== What is expected ==
Copy out every line of the listing below word for word, leaving out any pictures.

== Data supplied ==

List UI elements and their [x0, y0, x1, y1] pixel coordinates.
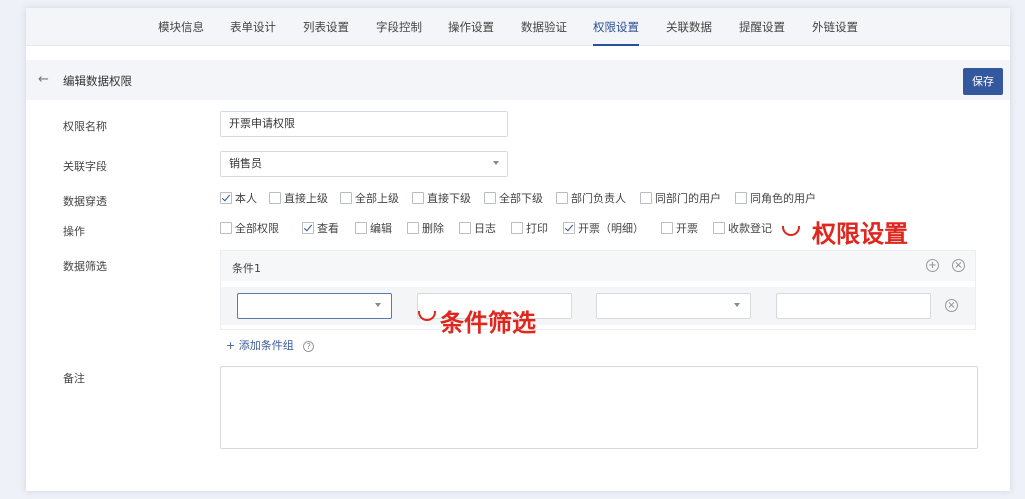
app-window: 模块信息 表单设计 列表设置 字段控制 操作设置 数据验证 权限设置 关联数据 … — [26, 8, 1010, 491]
checkbox-label: 日志 — [474, 222, 496, 235]
tab-external-link-settings[interactable]: 外链设置 — [812, 8, 858, 46]
chevron-down-icon — [734, 303, 740, 307]
checkbox-icon — [735, 192, 747, 204]
checkbox-label: 全部权限 — [235, 222, 279, 235]
checkbox-payment-registration[interactable]: 收款登记 — [713, 222, 772, 238]
annotation-arrow-icon — [782, 226, 800, 236]
tab-related-data[interactable]: 关联数据 — [666, 8, 712, 46]
tab-reminder-settings[interactable]: 提醒设置 — [739, 8, 785, 46]
checkbox-icon — [713, 222, 725, 234]
checkbox-label: 直接上级 — [284, 192, 328, 205]
add-group-label: 添加条件组 — [238, 339, 294, 352]
checkbox-label: 编辑 — [370, 222, 392, 235]
checkbox-label: 同部门的用户 — [655, 192, 721, 205]
checkbox-invoice[interactable]: 开票 — [661, 222, 698, 238]
checkbox-label: 开票 — [676, 222, 698, 235]
chevron-down-icon — [375, 303, 381, 307]
checkbox-checked-icon — [563, 222, 575, 234]
add-condition-group-button[interactable]: + 添加条件组 ? — [226, 337, 315, 353]
operations-label: 操作 — [63, 225, 85, 238]
checkbox-label: 部门负责人 — [571, 192, 626, 205]
remark-textarea[interactable] — [220, 366, 978, 449]
checkbox-checked-icon — [220, 192, 232, 204]
condition-group: 条件1 + × × — [220, 250, 976, 330]
help-icon[interactable]: ? — [303, 341, 315, 352]
checkbox-all-superiors[interactable]: 全部上级 — [340, 192, 399, 208]
checkbox-icon — [511, 222, 523, 234]
checkbox-icon — [340, 192, 352, 204]
checkbox-icon — [661, 222, 673, 234]
tab-form-design[interactable]: 表单设计 — [230, 8, 276, 46]
data-filter-label: 数据筛选 — [63, 260, 107, 273]
remove-group-icon[interactable]: × — [952, 259, 965, 272]
remove-condition-icon[interactable]: × — [945, 299, 958, 312]
tab-list-settings[interactable]: 列表设置 — [303, 8, 349, 46]
checkbox-view[interactable]: 查看 — [302, 222, 339, 238]
annotation-permission-settings: 权限设置 — [812, 220, 908, 248]
checkbox-direct-subordinate[interactable]: 直接下级 — [412, 192, 471, 208]
page-title: 编辑数据权限 — [63, 74, 132, 88]
condition-field-select[interactable] — [237, 293, 392, 319]
checkbox-delete[interactable]: 删除 — [407, 222, 444, 238]
checkbox-icon — [269, 192, 281, 204]
checkbox-icon — [640, 192, 652, 204]
back-arrow-icon[interactable]: ← — [38, 72, 49, 87]
condition-row: × — [221, 287, 975, 325]
checkbox-icon — [484, 192, 496, 204]
tab-data-validation[interactable]: 数据验证 — [521, 8, 567, 46]
related-field-label: 关联字段 — [63, 160, 107, 173]
checkbox-label: 查看 — [317, 222, 339, 235]
condition-value-input[interactable] — [776, 293, 931, 319]
annotation-condition-filter: 条件筛选 — [440, 309, 536, 337]
related-field-select[interactable]: 销售员 — [220, 151, 508, 177]
tab-operation-settings[interactable]: 操作设置 — [448, 8, 494, 46]
related-field-value: 销售员 — [229, 157, 262, 170]
checkbox-invoice-detail[interactable]: 开票（明细） — [563, 222, 644, 238]
condition-title: 条件1 — [232, 262, 261, 275]
permission-name-label: 权限名称 — [63, 120, 107, 133]
checkbox-log[interactable]: 日志 — [459, 222, 496, 238]
save-button[interactable]: 保存 — [963, 68, 1003, 95]
page-header: ← 编辑数据权限 保存 — [26, 60, 1010, 100]
checkbox-label: 本人 — [235, 192, 257, 205]
condition-group-header: 条件1 + × — [221, 251, 975, 281]
checkbox-label: 全部上级 — [355, 192, 399, 205]
checkbox-same-department-users[interactable]: 同部门的用户 — [640, 192, 721, 208]
data-penetration-label: 数据穿透 — [63, 195, 107, 208]
checkbox-department-head[interactable]: 部门负责人 — [556, 192, 626, 208]
add-condition-icon[interactable]: + — [926, 259, 939, 272]
checkbox-direct-superior[interactable]: 直接上级 — [269, 192, 328, 208]
remark-label: 备注 — [63, 372, 85, 385]
checkbox-label: 打印 — [526, 222, 548, 235]
checkbox-all-subordinates[interactable]: 全部下级 — [484, 192, 543, 208]
checkbox-label: 开票（明细） — [578, 222, 644, 235]
checkbox-label: 删除 — [422, 222, 444, 235]
checkbox-self[interactable]: 本人 — [220, 192, 257, 208]
checkbox-print[interactable]: 打印 — [511, 222, 548, 238]
checkbox-icon — [556, 192, 568, 204]
checkbox-edit[interactable]: 编辑 — [355, 222, 392, 238]
checkbox-label: 同角色的用户 — [750, 192, 816, 205]
checkbox-icon — [407, 222, 419, 234]
checkbox-all-permissions[interactable]: 全部权限 — [220, 222, 279, 238]
condition-value-select[interactable] — [596, 293, 751, 319]
tab-field-control[interactable]: 字段控制 — [376, 8, 422, 46]
top-tab-bar: 模块信息 表单设计 列表设置 字段控制 操作设置 数据验证 权限设置 关联数据 … — [26, 8, 1010, 46]
checkbox-icon — [412, 192, 424, 204]
checkbox-same-role-users[interactable]: 同角色的用户 — [735, 192, 816, 208]
checkbox-label: 收款登记 — [728, 222, 772, 235]
plus-icon: + — [226, 339, 236, 352]
checkbox-icon — [355, 222, 367, 234]
checkbox-icon — [459, 222, 471, 234]
checkbox-label: 直接下级 — [427, 192, 471, 205]
checkbox-icon — [220, 222, 232, 234]
permission-name-input[interactable]: 开票申请权限 — [220, 111, 508, 137]
tab-module-info[interactable]: 模块信息 — [158, 8, 204, 46]
checkbox-checked-icon — [302, 222, 314, 234]
chevron-down-icon — [493, 161, 499, 165]
tab-permission-settings[interactable]: 权限设置 — [593, 8, 639, 46]
checkbox-label: 全部下级 — [499, 192, 543, 205]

== Task output ==
List UI elements and their [x0, y0, x1, y1] pixel coordinates.
app-window: 模块信息 表单设计 列表设置 字段控制 操作设置 数据验证 权限设置 关联数据 … — [26, 8, 1010, 491]
checkbox-label: 日志 — [474, 222, 496, 235]
tab-external-link-settings[interactable]: 外链设置 — [812, 8, 858, 46]
chevron-down-icon — [734, 303, 740, 307]
checkbox-icon — [735, 192, 747, 204]
checkbox-label: 全部权限 — [235, 222, 279, 235]
checkbox-payment-registration[interactable]: 收款登记 — [713, 222, 772, 238]
annotation-arrow-icon — [782, 226, 800, 236]
tab-related-data[interactable]: 关联数据 — [666, 8, 712, 46]
tab-reminder-settings[interactable]: 提醒设置 — [739, 8, 785, 46]
checkbox-icon — [713, 222, 725, 234]
checkbox-label: 直接上级 — [284, 192, 328, 205]
add-group-label: 添加条件组 — [238, 339, 294, 352]
checkbox-label: 编辑 — [370, 222, 392, 235]
checkbox-label: 同部门的用户 — [655, 192, 721, 205]
checkbox-invoice[interactable]: 开票 — [661, 222, 698, 238]
checkbox-label: 开票 — [676, 222, 698, 235]
chevron-down-icon — [375, 303, 381, 307]
checkbox-checked-icon — [563, 222, 575, 234]
add-condition-group-button[interactable]: + 添加条件组 ? — [226, 337, 315, 353]
operations-label: 操作 — [63, 225, 85, 238]
checkbox-label: 部门负责人 — [571, 192, 626, 205]
remark-textarea[interactable] — [220, 366, 978, 449]
checkbox-checked-icon — [220, 192, 232, 204]
condition-group: 条件1 + × × — [220, 250, 976, 330]
help-icon[interactable]: ? — [303, 341, 315, 352]
checkbox-all-superiors[interactable]: 全部上级 — [340, 192, 399, 208]
checkbox-icon — [511, 222, 523, 234]
checkbox-icon — [340, 192, 352, 204]
checkbox-icon — [661, 222, 673, 234]
tab-form-design[interactable]: 表单设计 — [230, 8, 276, 46]
data-filter-label: 数据筛选 — [63, 260, 107, 273]
remove-group-icon[interactable]: × — [952, 259, 965, 272]
remove-condition-icon[interactable]: × — [945, 299, 958, 312]
tab-list-settings[interactable]: 列表设置 — [303, 8, 349, 46]
checkbox-view[interactable]: 查看 — [302, 222, 339, 238]
annotation-permission-settings: 权限设置 — [812, 220, 908, 248]
checkbox-direct-subordinate[interactable]: 直接下级 — [412, 192, 471, 208]
page-title: 编辑数据权限 — [63, 74, 132, 88]
condition-field-select[interactable] — [237, 293, 392, 319]
checkbox-delete[interactable]: 删除 — [407, 222, 444, 238]
checkbox-icon — [269, 192, 281, 204]
checkbox-icon — [640, 192, 652, 204]
back-arrow-icon[interactable]: ← — [38, 72, 49, 87]
condition-row: × — [221, 287, 975, 325]
checkbox-icon — [484, 192, 496, 204]
tab-data-validation[interactable]: 数据验证 — [521, 8, 567, 46]
related-field-label: 关联字段 — [63, 160, 107, 173]
checkbox-label: 查看 — [317, 222, 339, 235]
condition-value-input[interactable] — [776, 293, 931, 319]
annotation-condition-filter: 条件筛选 — [440, 309, 536, 337]
related-field-select[interactable]: 销售员 — [220, 151, 508, 177]
tab-operation-settings[interactable]: 操作设置 — [448, 8, 494, 46]
related-field-value: 销售员 — [229, 157, 262, 170]
checkbox-invoice-detail[interactable]: 开票（明细） — [563, 222, 644, 238]
condition-title: 条件1 — [232, 262, 261, 275]
permission-name-label: 权限名称 — [63, 120, 107, 133]
checkbox-log[interactable]: 日志 — [459, 222, 496, 238]
save-button[interactable]: 保存 — [963, 68, 1003, 95]
page-header: ← 编辑数据权限 保存 — [26, 60, 1010, 100]
checkbox-label: 本人 — [235, 192, 257, 205]
condition-group-header: 条件1 + × — [221, 251, 975, 281]
checkbox-label: 全部上级 — [355, 192, 399, 205]
checkbox-same-department-users[interactable]: 同部门的用户 — [640, 192, 721, 208]
data-penetration-label: 数据穿透 — [63, 195, 107, 208]
checkbox-department-head[interactable]: 部门负责人 — [556, 192, 626, 208]
add-condition-icon[interactable]: + — [926, 259, 939, 272]
checkbox-direct-superior[interactable]: 直接上级 — [269, 192, 328, 208]
remark-label: 备注 — [63, 372, 85, 385]
checkbox-label: 打印 — [526, 222, 548, 235]
checkbox-all-subordinates[interactable]: 全部下级 — [484, 192, 543, 208]
checkbox-label: 开票（明细） — [578, 222, 644, 235]
checkbox-label: 删除 — [422, 222, 444, 235]
checkbox-self[interactable]: 本人 — [220, 192, 257, 208]
checkbox-print[interactable]: 打印 — [511, 222, 548, 238]
checkbox-icon — [556, 192, 568, 204]
checkbox-edit[interactable]: 编辑 — [355, 222, 392, 238]
checkbox-label: 同角色的用户 — [750, 192, 816, 205]
checkbox-icon — [407, 222, 419, 234]
checkbox-all-permissions[interactable]: 全部权限 — [220, 222, 279, 238]
condition-value-select[interactable] — [596, 293, 751, 319]
tab-field-control[interactable]: 字段控制 — [376, 8, 422, 46]
top-tab-bar: 模块信息 表单设计 列表设置 字段控制 操作设置 数据验证 权限设置 关联数据 … — [26, 8, 1010, 46]
checkbox-icon — [412, 192, 424, 204]
checkbox-same-role-users[interactable]: 同角色的用户 — [735, 192, 816, 208]
checkbox-label: 收款登记 — [728, 222, 772, 235]
plus-icon: + — [226, 339, 236, 352]
checkbox-icon — [355, 222, 367, 234]
checkbox-icon — [459, 222, 471, 234]
checkbox-label: 直接下级 — [427, 192, 471, 205]
checkbox-icon — [220, 222, 232, 234]
permission-name-input[interactable]: 开票申请权限 — [220, 111, 508, 137]
tab-module-info[interactable]: 模块信息 — [158, 8, 204, 46]
checkbox-checked-icon — [302, 222, 314, 234]
chevron-down-icon — [493, 161, 499, 165]
tab-permission-settings[interactable]: 权限设置 — [593, 8, 639, 46]
checkbox-label: 全部下级 — [499, 192, 543, 205]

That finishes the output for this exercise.